Filter the data below for the string "ylabel" and copy each matching line.

─── Given data ───

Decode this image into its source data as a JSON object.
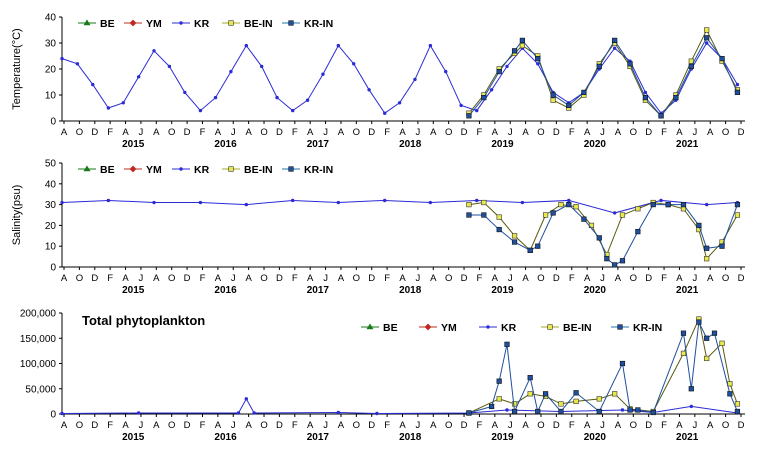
{
  "colors": {
    "BE": "#1a7a1a",
    "YM": "#c0281e",
    "KR": "#2b2bd6",
    "BE-IN": "#a3a81e",
    "KR-IN": "#1f77b4",
    "KR-IN_fill": "#1f4f9e",
    "BE-IN_fill": "#e8e84a"
  },
  "chart_data": [
    {
      "type": "line",
      "ylabel": "Temperature(°C)",
      "ylim": [
        0,
        40
      ],
      "yticks": [
        0,
        10,
        20,
        30,
        40
      ],
      "xlim": [
        "2014-08-01",
        "2021-12-31"
      ],
      "month_tick_labels": [
        "A",
        "O",
        "D",
        "F",
        "A",
        "J",
        "A",
        "O",
        "D",
        "F",
        "A",
        "J",
        "A",
        "O",
        "D",
        "F",
        "A",
        "J",
        "A",
        "O",
        "D",
        "F",
        "A",
        "J",
        "A",
        "O",
        "D",
        "F",
        "A",
        "J",
        "A",
        "O",
        "D",
        "F",
        "A",
        "J",
        "A",
        "O",
        "D",
        "F",
        "A",
        "J",
        "A",
        "O",
        "D"
      ],
      "year_labels": [
        "2015",
        "2016",
        "2017",
        "2018",
        "2019",
        "2020",
        "2021"
      ],
      "legend": [
        "BE",
        "YM",
        "KR",
        "BE-IN",
        "KR-IN"
      ],
      "legend_position": "top-left",
      "series": [
        {
          "name": "KR",
          "x": [
            "2014-08-01",
            "2014-10-01",
            "2014-12-01",
            "2015-02-01",
            "2015-04-01",
            "2015-06-01",
            "2015-08-01",
            "2015-10-01",
            "2015-12-01",
            "2016-02-01",
            "2016-04-01",
            "2016-06-01",
            "2016-08-01",
            "2016-10-01",
            "2016-12-01",
            "2017-02-01",
            "2017-04-01",
            "2017-06-01",
            "2017-08-01",
            "2017-10-01",
            "2017-12-01",
            "2018-02-01",
            "2018-04-01",
            "2018-06-01",
            "2018-08-01",
            "2018-10-01",
            "2018-12-01",
            "2019-02-01",
            "2019-04-01",
            "2019-06-01",
            "2019-08-01",
            "2019-10-01",
            "2019-12-01",
            "2020-02-01",
            "2020-04-01",
            "2020-06-01",
            "2020-08-01",
            "2020-10-01",
            "2020-12-01",
            "2021-02-01",
            "2021-04-01",
            "2021-06-01",
            "2021-08-01",
            "2021-10-01",
            "2021-12-01"
          ],
          "values": [
            24,
            22,
            14,
            5,
            7,
            17,
            27,
            21,
            11,
            4,
            9,
            19,
            29,
            21,
            9,
            4,
            8,
            18,
            29,
            22,
            12,
            3,
            7,
            16,
            29,
            19,
            6,
            4,
            12,
            21,
            28,
            22,
            11,
            7,
            11,
            20,
            28,
            23,
            11,
            3,
            8,
            20,
            30,
            24,
            14
          ]
        },
        {
          "name": "KR-IN",
          "x": [
            "2019-01-01",
            "2019-03-01",
            "2019-05-01",
            "2019-07-01",
            "2019-08-01",
            "2019-10-01",
            "2019-12-01",
            "2020-02-01",
            "2020-04-01",
            "2020-06-01",
            "2020-08-01",
            "2020-10-01",
            "2020-12-01",
            "2021-02-01",
            "2021-04-01",
            "2021-06-01",
            "2021-08-01",
            "2021-10-01",
            "2021-12-01"
          ],
          "values": [
            2,
            9,
            19,
            27,
            31,
            24,
            10,
            6,
            11,
            21,
            31,
            22,
            9,
            2,
            9,
            21,
            32,
            24,
            11
          ]
        },
        {
          "name": "BE-IN",
          "x": [
            "2019-01-01",
            "2019-03-01",
            "2019-05-01",
            "2019-07-01",
            "2019-08-01",
            "2019-10-01",
            "2019-12-01",
            "2020-02-01",
            "2020-04-01",
            "2020-06-01",
            "2020-08-01",
            "2020-10-01",
            "2020-12-01",
            "2021-02-01",
            "2021-04-01",
            "2021-06-01",
            "2021-08-01",
            "2021-10-01",
            "2021-12-01"
          ],
          "values": [
            3,
            10,
            20,
            26,
            29,
            25,
            8,
            5,
            10,
            22,
            30,
            21,
            8,
            2,
            10,
            23,
            35,
            23,
            12
          ]
        }
      ]
    },
    {
      "type": "line",
      "ylabel": "Salinity(psu)",
      "ylim": [
        0,
        50
      ],
      "yticks": [
        0,
        10,
        20,
        30,
        40,
        50
      ],
      "xlim": [
        "2014-08-01",
        "2021-12-31"
      ],
      "month_tick_labels": [
        "A",
        "O",
        "D",
        "F",
        "A",
        "J",
        "A",
        "O",
        "D",
        "F",
        "A",
        "J",
        "A",
        "O",
        "D",
        "F",
        "A",
        "J",
        "A",
        "O",
        "D",
        "F",
        "A",
        "J",
        "A",
        "O",
        "D",
        "F",
        "A",
        "J",
        "A",
        "O",
        "D",
        "F",
        "A",
        "J",
        "A",
        "O",
        "D",
        "F",
        "A",
        "J",
        "A",
        "O",
        "D"
      ],
      "year_labels": [
        "2015",
        "2016",
        "2017",
        "2018",
        "2019",
        "2020",
        "2021"
      ],
      "legend": [
        "BE",
        "YM",
        "KR",
        "BE-IN",
        "KR-IN"
      ],
      "legend_position": "top-left",
      "series": [
        {
          "name": "KR",
          "x": [
            "2014-08-01",
            "2015-02-01",
            "2015-08-01",
            "2016-02-01",
            "2016-08-01",
            "2017-02-01",
            "2017-08-01",
            "2018-02-01",
            "2018-08-01",
            "2019-02-01",
            "2019-08-01",
            "2020-02-01",
            "2020-08-01",
            "2021-02-01",
            "2021-08-01",
            "2021-12-01"
          ],
          "values": [
            31,
            32,
            31,
            31,
            30,
            32,
            31,
            32,
            31,
            32,
            31,
            32,
            26,
            32,
            30,
            31
          ]
        },
        {
          "name": "KR-IN",
          "x": [
            "2019-01-01",
            "2019-03-01",
            "2019-05-01",
            "2019-07-01",
            "2019-09-01",
            "2019-10-01",
            "2019-12-01",
            "2020-02-01",
            "2020-04-01",
            "2020-06-01",
            "2020-07-01",
            "2020-08-01",
            "2020-09-01",
            "2020-11-01",
            "2021-01-01",
            "2021-03-01",
            "2021-05-01",
            "2021-07-01",
            "2021-08-01",
            "2021-10-01",
            "2021-12-01"
          ],
          "values": [
            25,
            25,
            18,
            12,
            8,
            10,
            26,
            30,
            23,
            14,
            4,
            1,
            3,
            17,
            30,
            30,
            30,
            20,
            9,
            10,
            30
          ]
        },
        {
          "name": "BE-IN",
          "x": [
            "2019-01-01",
            "2019-03-01",
            "2019-05-01",
            "2019-07-01",
            "2019-09-01",
            "2019-11-01",
            "2020-01-01",
            "2020-03-01",
            "2020-05-01",
            "2020-07-01",
            "2020-09-01",
            "2020-11-01",
            "2021-01-01",
            "2021-03-01",
            "2021-05-01",
            "2021-07-01",
            "2021-08-01",
            "2021-10-01",
            "2021-12-01"
          ],
          "values": [
            30,
            31,
            24,
            15,
            8,
            25,
            30,
            29,
            20,
            6,
            25,
            28,
            31,
            30,
            28,
            18,
            4,
            12,
            25
          ]
        }
      ]
    },
    {
      "type": "line",
      "title": "Total phytoplankton",
      "ylim": [
        0,
        200000
      ],
      "yticks": [
        0,
        50000,
        100000,
        150000,
        200000
      ],
      "ytick_labels": [
        "0",
        "50,000",
        "100,000",
        "150,000",
        "200,000"
      ],
      "xlim": [
        "2014-08-01",
        "2021-12-31"
      ],
      "month_tick_labels": [
        "A",
        "O",
        "D",
        "F",
        "A",
        "J",
        "A",
        "O",
        "D",
        "F",
        "A",
        "J",
        "A",
        "O",
        "D",
        "F",
        "A",
        "J",
        "A",
        "O",
        "D",
        "F",
        "A",
        "J",
        "A",
        "O",
        "D",
        "F",
        "A",
        "J",
        "A",
        "O",
        "D",
        "F",
        "A",
        "J",
        "A",
        "O",
        "D",
        "F",
        "A",
        "J",
        "A",
        "O",
        "D"
      ],
      "year_labels": [
        "2015",
        "2016",
        "2017",
        "2018",
        "2019",
        "2020",
        "2021"
      ],
      "legend": [
        "BE",
        "YM",
        "KR",
        "BE-IN",
        "KR-IN"
      ],
      "legend_position": "top-right",
      "series": [
        {
          "name": "KR",
          "x": [
            "2014-08-01",
            "2015-06-01",
            "2016-07-01",
            "2016-08-01",
            "2016-09-01",
            "2017-08-01",
            "2018-01-01",
            "2019-01-01",
            "2019-06-01",
            "2020-01-01",
            "2020-09-01",
            "2021-01-01",
            "2021-06-01",
            "2021-12-01"
          ],
          "values": [
            1000,
            2000,
            2000,
            30000,
            2000,
            3000,
            1000,
            2000,
            8000,
            5000,
            8000,
            3000,
            15000,
            2000
          ]
        },
        {
          "name": "KR-IN",
          "x": [
            "2019-01-01",
            "2019-04-01",
            "2019-05-01",
            "2019-06-01",
            "2019-07-01",
            "2019-09-01",
            "2019-10-01",
            "2019-11-01",
            "2020-01-01",
            "2020-03-01",
            "2020-06-01",
            "2020-09-01",
            "2020-10-01",
            "2020-11-01",
            "2021-01-01",
            "2021-05-01",
            "2021-06-01",
            "2021-07-01",
            "2021-08-01",
            "2021-09-01",
            "2021-11-01",
            "2021-12-01"
          ],
          "values": [
            2000,
            15000,
            65000,
            138000,
            5000,
            72000,
            5000,
            40000,
            5000,
            42000,
            5000,
            100000,
            8000,
            8000,
            3000,
            160000,
            50000,
            182000,
            150000,
            160000,
            40000,
            5000
          ]
        },
        {
          "name": "BE-IN",
          "x": [
            "2019-01-01",
            "2019-05-01",
            "2019-07-01",
            "2019-09-01",
            "2019-11-01",
            "2020-01-01",
            "2020-03-01",
            "2020-06-01",
            "2020-08-01",
            "2020-10-01",
            "2021-01-01",
            "2021-05-01",
            "2021-07-01",
            "2021-08-01",
            "2021-10-01",
            "2021-11-01",
            "2021-12-01"
          ],
          "values": [
            2000,
            30000,
            20000,
            40000,
            35000,
            20000,
            25000,
            30000,
            40000,
            10000,
            5000,
            120000,
            188000,
            110000,
            140000,
            60000,
            20000
          ]
        }
      ]
    }
  ]
}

───

Result for this task:
      "ylabel": "Temperature(°C)",
      "ylabel": "Salinity(psu)",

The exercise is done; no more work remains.